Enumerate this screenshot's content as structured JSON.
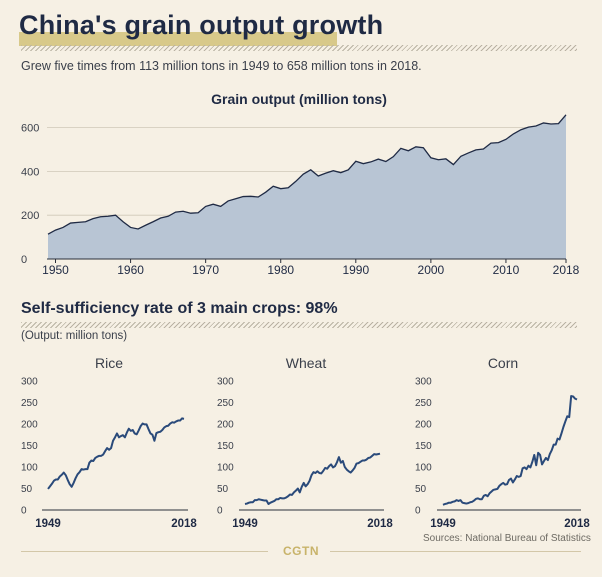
{
  "header": {
    "title": "China's grain output growth",
    "subtitle": "Grew five times from 113 million tons in 1949 to 658 million tons in 2018."
  },
  "section": {
    "title": "Self-sufficiency rate of 3 main crops: 98%",
    "unit_note": "(Output: million tons)"
  },
  "footer": {
    "brand": "CGTN",
    "source": "Sources: National Bureau of Statistics"
  },
  "colors": {
    "background": "#f6f0e4",
    "area_fill": "#b8c5d4",
    "line": "#2a4a7a",
    "text": "#1f2a44",
    "accent": "#d8c98a"
  },
  "chart_data": [
    {
      "type": "area",
      "title": "Grain output (million tons)",
      "xlim": [
        1949,
        2018
      ],
      "ylim": [
        0,
        680
      ],
      "yticks": [
        0,
        200,
        400,
        600
      ],
      "xticks": [
        1950,
        1960,
        1970,
        1980,
        1990,
        2000,
        2010,
        2018
      ],
      "grid": true,
      "x": [
        1949,
        1950,
        1951,
        1952,
        1953,
        1954,
        1955,
        1956,
        1957,
        1958,
        1959,
        1960,
        1961,
        1962,
        1963,
        1964,
        1965,
        1966,
        1967,
        1968,
        1969,
        1970,
        1971,
        1972,
        1973,
        1974,
        1975,
        1976,
        1977,
        1978,
        1979,
        1980,
        1981,
        1982,
        1983,
        1984,
        1985,
        1986,
        1987,
        1988,
        1989,
        1990,
        1991,
        1992,
        1993,
        1994,
        1995,
        1996,
        1997,
        1998,
        1999,
        2000,
        2001,
        2002,
        2003,
        2004,
        2005,
        2006,
        2007,
        2008,
        2009,
        2010,
        2011,
        2012,
        2013,
        2014,
        2015,
        2016,
        2017,
        2018
      ],
      "series": [
        {
          "values": [
            113,
            132,
            144,
            164,
            167,
            170,
            184,
            193,
            195,
            200,
            170,
            144,
            137,
            154,
            170,
            187,
            195,
            214,
            218,
            209,
            211,
            240,
            250,
            240,
            265,
            275,
            285,
            286,
            283,
            305,
            332,
            321,
            325,
            354,
            387,
            407,
            379,
            392,
            403,
            394,
            407,
            446,
            435,
            443,
            456,
            445,
            467,
            505,
            494,
            512,
            508,
            462,
            453,
            457,
            431,
            469,
            484,
            498,
            502,
            529,
            531,
            546,
            571,
            590,
            602,
            607,
            621,
            616,
            618,
            658
          ]
        }
      ]
    },
    {
      "type": "line",
      "title": "Rice",
      "xlim": [
        1949,
        2018
      ],
      "ylim": [
        0,
        300
      ],
      "yticks": [
        0,
        50,
        100,
        150,
        200,
        250,
        300
      ],
      "xticks": [
        1949,
        2018
      ],
      "grid": false,
      "x": [
        1949,
        1950,
        1951,
        1952,
        1953,
        1954,
        1955,
        1956,
        1957,
        1958,
        1959,
        1960,
        1961,
        1962,
        1963,
        1964,
        1965,
        1966,
        1967,
        1968,
        1969,
        1970,
        1971,
        1972,
        1973,
        1974,
        1975,
        1976,
        1977,
        1978,
        1979,
        1980,
        1981,
        1982,
        1983,
        1984,
        1985,
        1986,
        1987,
        1988,
        1989,
        1990,
        1991,
        1992,
        1993,
        1994,
        1995,
        1996,
        1997,
        1998,
        1999,
        2000,
        2001,
        2002,
        2003,
        2004,
        2005,
        2006,
        2007,
        2008,
        2009,
        2010,
        2011,
        2012,
        2013,
        2014,
        2015,
        2016,
        2017,
        2018
      ],
      "series": [
        {
          "values": [
            49,
            55,
            61,
            68,
            71,
            71,
            78,
            82,
            87,
            81,
            70,
            60,
            54,
            63,
            74,
            83,
            88,
            95,
            94,
            95,
            95,
            110,
            115,
            114,
            121,
            124,
            126,
            126,
            129,
            137,
            144,
            140,
            144,
            161,
            169,
            178,
            169,
            172,
            174,
            169,
            180,
            189,
            184,
            186,
            178,
            176,
            185,
            195,
            201,
            199,
            199,
            188,
            178,
            175,
            161,
            179,
            181,
            182,
            186,
            192,
            195,
            196,
            201,
            204,
            203,
            206,
            208,
            208,
            213,
            212
          ]
        }
      ]
    },
    {
      "type": "line",
      "title": "Wheat",
      "xlim": [
        1949,
        2018
      ],
      "ylim": [
        0,
        300
      ],
      "yticks": [
        0,
        50,
        100,
        150,
        200,
        250,
        300
      ],
      "xticks": [
        1949,
        2018
      ],
      "grid": false,
      "x": [
        1949,
        1950,
        1951,
        1952,
        1953,
        1954,
        1955,
        1956,
        1957,
        1958,
        1959,
        1960,
        1961,
        1962,
        1963,
        1964,
        1965,
        1966,
        1967,
        1968,
        1969,
        1970,
        1971,
        1972,
        1973,
        1974,
        1975,
        1976,
        1977,
        1978,
        1979,
        1980,
        1981,
        1982,
        1983,
        1984,
        1985,
        1986,
        1987,
        1988,
        1989,
        1990,
        1991,
        1992,
        1993,
        1994,
        1995,
        1996,
        1997,
        1998,
        1999,
        2000,
        2001,
        2002,
        2003,
        2004,
        2005,
        2006,
        2007,
        2008,
        2009,
        2010,
        2011,
        2012,
        2013,
        2014,
        2015,
        2016,
        2017,
        2018
      ],
      "series": [
        {
          "values": [
            14,
            15,
            17,
            18,
            18,
            23,
            23,
            25,
            24,
            23,
            22,
            22,
            14,
            17,
            19,
            21,
            25,
            25,
            28,
            27,
            27,
            29,
            32,
            36,
            35,
            41,
            45,
            50,
            41,
            54,
            63,
            55,
            60,
            68,
            81,
            88,
            86,
            90,
            86,
            85,
            91,
            98,
            96,
            102,
            106,
            99,
            102,
            111,
            123,
            110,
            114,
            100,
            94,
            90,
            87,
            92,
            98,
            108,
            109,
            112,
            115,
            115,
            117,
            121,
            122,
            126,
            130,
            129,
            130,
            131
          ]
        }
      ]
    },
    {
      "type": "line",
      "title": "Corn",
      "xlim": [
        1949,
        2018
      ],
      "ylim": [
        0,
        300
      ],
      "yticks": [
        0,
        50,
        100,
        150,
        200,
        250,
        300
      ],
      "xticks": [
        1949,
        2018
      ],
      "grid": false,
      "x": [
        1949,
        1950,
        1951,
        1952,
        1953,
        1954,
        1955,
        1956,
        1957,
        1958,
        1959,
        1960,
        1961,
        1962,
        1963,
        1964,
        1965,
        1966,
        1967,
        1968,
        1969,
        1970,
        1971,
        1972,
        1973,
        1974,
        1975,
        1976,
        1977,
        1978,
        1979,
        1980,
        1981,
        1982,
        1983,
        1984,
        1985,
        1986,
        1987,
        1988,
        1989,
        1990,
        1991,
        1992,
        1993,
        1994,
        1995,
        1996,
        1997,
        1998,
        1999,
        2000,
        2001,
        2002,
        2003,
        2004,
        2005,
        2006,
        2007,
        2008,
        2009,
        2010,
        2011,
        2012,
        2013,
        2014,
        2015,
        2016,
        2017,
        2018
      ],
      "series": [
        {
          "values": [
            12,
            14,
            15,
            17,
            17,
            19,
            20,
            23,
            21,
            23,
            17,
            16,
            15,
            16,
            18,
            19,
            22,
            26,
            27,
            25,
            25,
            33,
            35,
            32,
            39,
            43,
            47,
            48,
            49,
            56,
            60,
            63,
            59,
            60,
            70,
            73,
            64,
            71,
            79,
            77,
            79,
            97,
            99,
            95,
            103,
            99,
            112,
            128,
            104,
            133,
            128,
            106,
            114,
            121,
            116,
            130,
            139,
            152,
            152,
            166,
            164,
            178,
            193,
            206,
            218,
            216,
            265,
            264,
            259,
            257
          ]
        }
      ]
    }
  ]
}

———

▶ WORK INSTRUCTIONS
Without the pictures, output the full listing exactly as it stands.

▶ ANSWER IN FULL
Enumerate this screenshot's content as structured JSON.
{
  "header": {
    "title": "China's grain output growth",
    "subtitle": "Grew five times from 113 million tons in 1949 to 658 million tons in 2018."
  },
  "section": {
    "title": "Self-sufficiency rate of 3 main crops: 98%",
    "unit_note": "(Output: million tons)"
  },
  "footer": {
    "brand": "CGTN",
    "source": "Sources: National Bureau of Statistics"
  },
  "colors": {
    "background": "#f6f0e4",
    "area_fill": "#b8c5d4",
    "line": "#2a4a7a",
    "text": "#1f2a44",
    "accent": "#d8c98a"
  },
  "chart_data": [
    {
      "type": "area",
      "title": "Grain output (million tons)",
      "xlim": [
        1949,
        2018
      ],
      "ylim": [
        0,
        680
      ],
      "yticks": [
        0,
        200,
        400,
        600
      ],
      "xticks": [
        1950,
        1960,
        1970,
        1980,
        1990,
        2000,
        2010,
        2018
      ],
      "grid": true,
      "x": [
        1949,
        1950,
        1951,
        1952,
        1953,
        1954,
        1955,
        1956,
        1957,
        1958,
        1959,
        1960,
        1961,
        1962,
        1963,
        1964,
        1965,
        1966,
        1967,
        1968,
        1969,
        1970,
        1971,
        1972,
        1973,
        1974,
        1975,
        1976,
        1977,
        1978,
        1979,
        1980,
        1981,
        1982,
        1983,
        1984,
        1985,
        1986,
        1987,
        1988,
        1989,
        1990,
        1991,
        1992,
        1993,
        1994,
        1995,
        1996,
        1997,
        1998,
        1999,
        2000,
        2001,
        2002,
        2003,
        2004,
        2005,
        2006,
        2007,
        2008,
        2009,
        2010,
        2011,
        2012,
        2013,
        2014,
        2015,
        2016,
        2017,
        2018
      ],
      "series": [
        {
          "values": [
            113,
            132,
            144,
            164,
            167,
            170,
            184,
            193,
            195,
            200,
            170,
            144,
            137,
            154,
            170,
            187,
            195,
            214,
            218,
            209,
            211,
            240,
            250,
            240,
            265,
            275,
            285,
            286,
            283,
            305,
            332,
            321,
            325,
            354,
            387,
            407,
            379,
            392,
            403,
            394,
            407,
            446,
            435,
            443,
            456,
            445,
            467,
            505,
            494,
            512,
            508,
            462,
            453,
            457,
            431,
            469,
            484,
            498,
            502,
            529,
            531,
            546,
            571,
            590,
            602,
            607,
            621,
            616,
            618,
            658
          ]
        }
      ]
    },
    {
      "type": "line",
      "title": "Rice",
      "xlim": [
        1949,
        2018
      ],
      "ylim": [
        0,
        300
      ],
      "yticks": [
        0,
        50,
        100,
        150,
        200,
        250,
        300
      ],
      "xticks": [
        1949,
        2018
      ],
      "grid": false,
      "x": [
        1949,
        1950,
        1951,
        1952,
        1953,
        1954,
        1955,
        1956,
        1957,
        1958,
        1959,
        1960,
        1961,
        1962,
        1963,
        1964,
        1965,
        1966,
        1967,
        1968,
        1969,
        1970,
        1971,
        1972,
        1973,
        1974,
        1975,
        1976,
        1977,
        1978,
        1979,
        1980,
        1981,
        1982,
        1983,
        1984,
        1985,
        1986,
        1987,
        1988,
        1989,
        1990,
        1991,
        1992,
        1993,
        1994,
        1995,
        1996,
        1997,
        1998,
        1999,
        2000,
        2001,
        2002,
        2003,
        2004,
        2005,
        2006,
        2007,
        2008,
        2009,
        2010,
        2011,
        2012,
        2013,
        2014,
        2015,
        2016,
        2017,
        2018
      ],
      "series": [
        {
          "values": [
            49,
            55,
            61,
            68,
            71,
            71,
            78,
            82,
            87,
            81,
            70,
            60,
            54,
            63,
            74,
            83,
            88,
            95,
            94,
            95,
            95,
            110,
            115,
            114,
            121,
            124,
            126,
            126,
            129,
            137,
            144,
            140,
            144,
            161,
            169,
            178,
            169,
            172,
            174,
            169,
            180,
            189,
            184,
            186,
            178,
            176,
            185,
            195,
            201,
            199,
            199,
            188,
            178,
            175,
            161,
            179,
            181,
            182,
            186,
            192,
            195,
            196,
            201,
            204,
            203,
            206,
            208,
            208,
            213,
            212
          ]
        }
      ]
    },
    {
      "type": "line",
      "title": "Wheat",
      "xlim": [
        1949,
        2018
      ],
      "ylim": [
        0,
        300
      ],
      "yticks": [
        0,
        50,
        100,
        150,
        200,
        250,
        300
      ],
      "xticks": [
        1949,
        2018
      ],
      "grid": false,
      "x": [
        1949,
        1950,
        1951,
        1952,
        1953,
        1954,
        1955,
        1956,
        1957,
        1958,
        1959,
        1960,
        1961,
        1962,
        1963,
        1964,
        1965,
        1966,
        1967,
        1968,
        1969,
        1970,
        1971,
        1972,
        1973,
        1974,
        1975,
        1976,
        1977,
        1978,
        1979,
        1980,
        1981,
        1982,
        1983,
        1984,
        1985,
        1986,
        1987,
        1988,
        1989,
        1990,
        1991,
        1992,
        1993,
        1994,
        1995,
        1996,
        1997,
        1998,
        1999,
        2000,
        2001,
        2002,
        2003,
        2004,
        2005,
        2006,
        2007,
        2008,
        2009,
        2010,
        2011,
        2012,
        2013,
        2014,
        2015,
        2016,
        2017,
        2018
      ],
      "series": [
        {
          "values": [
            14,
            15,
            17,
            18,
            18,
            23,
            23,
            25,
            24,
            23,
            22,
            22,
            14,
            17,
            19,
            21,
            25,
            25,
            28,
            27,
            27,
            29,
            32,
            36,
            35,
            41,
            45,
            50,
            41,
            54,
            63,
            55,
            60,
            68,
            81,
            88,
            86,
            90,
            86,
            85,
            91,
            98,
            96,
            102,
            106,
            99,
            102,
            111,
            123,
            110,
            114,
            100,
            94,
            90,
            87,
            92,
            98,
            108,
            109,
            112,
            115,
            115,
            117,
            121,
            122,
            126,
            130,
            129,
            130,
            131
          ]
        }
      ]
    },
    {
      "type": "line",
      "title": "Corn",
      "xlim": [
        1949,
        2018
      ],
      "ylim": [
        0,
        300
      ],
      "yticks": [
        0,
        50,
        100,
        150,
        200,
        250,
        300
      ],
      "xticks": [
        1949,
        2018
      ],
      "grid": false,
      "x": [
        1949,
        1950,
        1951,
        1952,
        1953,
        1954,
        1955,
        1956,
        1957,
        1958,
        1959,
        1960,
        1961,
        1962,
        1963,
        1964,
        1965,
        1966,
        1967,
        1968,
        1969,
        1970,
        1971,
        1972,
        1973,
        1974,
        1975,
        1976,
        1977,
        1978,
        1979,
        1980,
        1981,
        1982,
        1983,
        1984,
        1985,
        1986,
        1987,
        1988,
        1989,
        1990,
        1991,
        1992,
        1993,
        1994,
        1995,
        1996,
        1997,
        1998,
        1999,
        2000,
        2001,
        2002,
        2003,
        2004,
        2005,
        2006,
        2007,
        2008,
        2009,
        2010,
        2011,
        2012,
        2013,
        2014,
        2015,
        2016,
        2017,
        2018
      ],
      "series": [
        {
          "values": [
            12,
            14,
            15,
            17,
            17,
            19,
            20,
            23,
            21,
            23,
            17,
            16,
            15,
            16,
            18,
            19,
            22,
            26,
            27,
            25,
            25,
            33,
            35,
            32,
            39,
            43,
            47,
            48,
            49,
            56,
            60,
            63,
            59,
            60,
            70,
            73,
            64,
            71,
            79,
            77,
            79,
            97,
            99,
            95,
            103,
            99,
            112,
            128,
            104,
            133,
            128,
            106,
            114,
            121,
            116,
            130,
            139,
            152,
            152,
            166,
            164,
            178,
            193,
            206,
            218,
            216,
            265,
            264,
            259,
            257
          ]
        }
      ]
    }
  ]
}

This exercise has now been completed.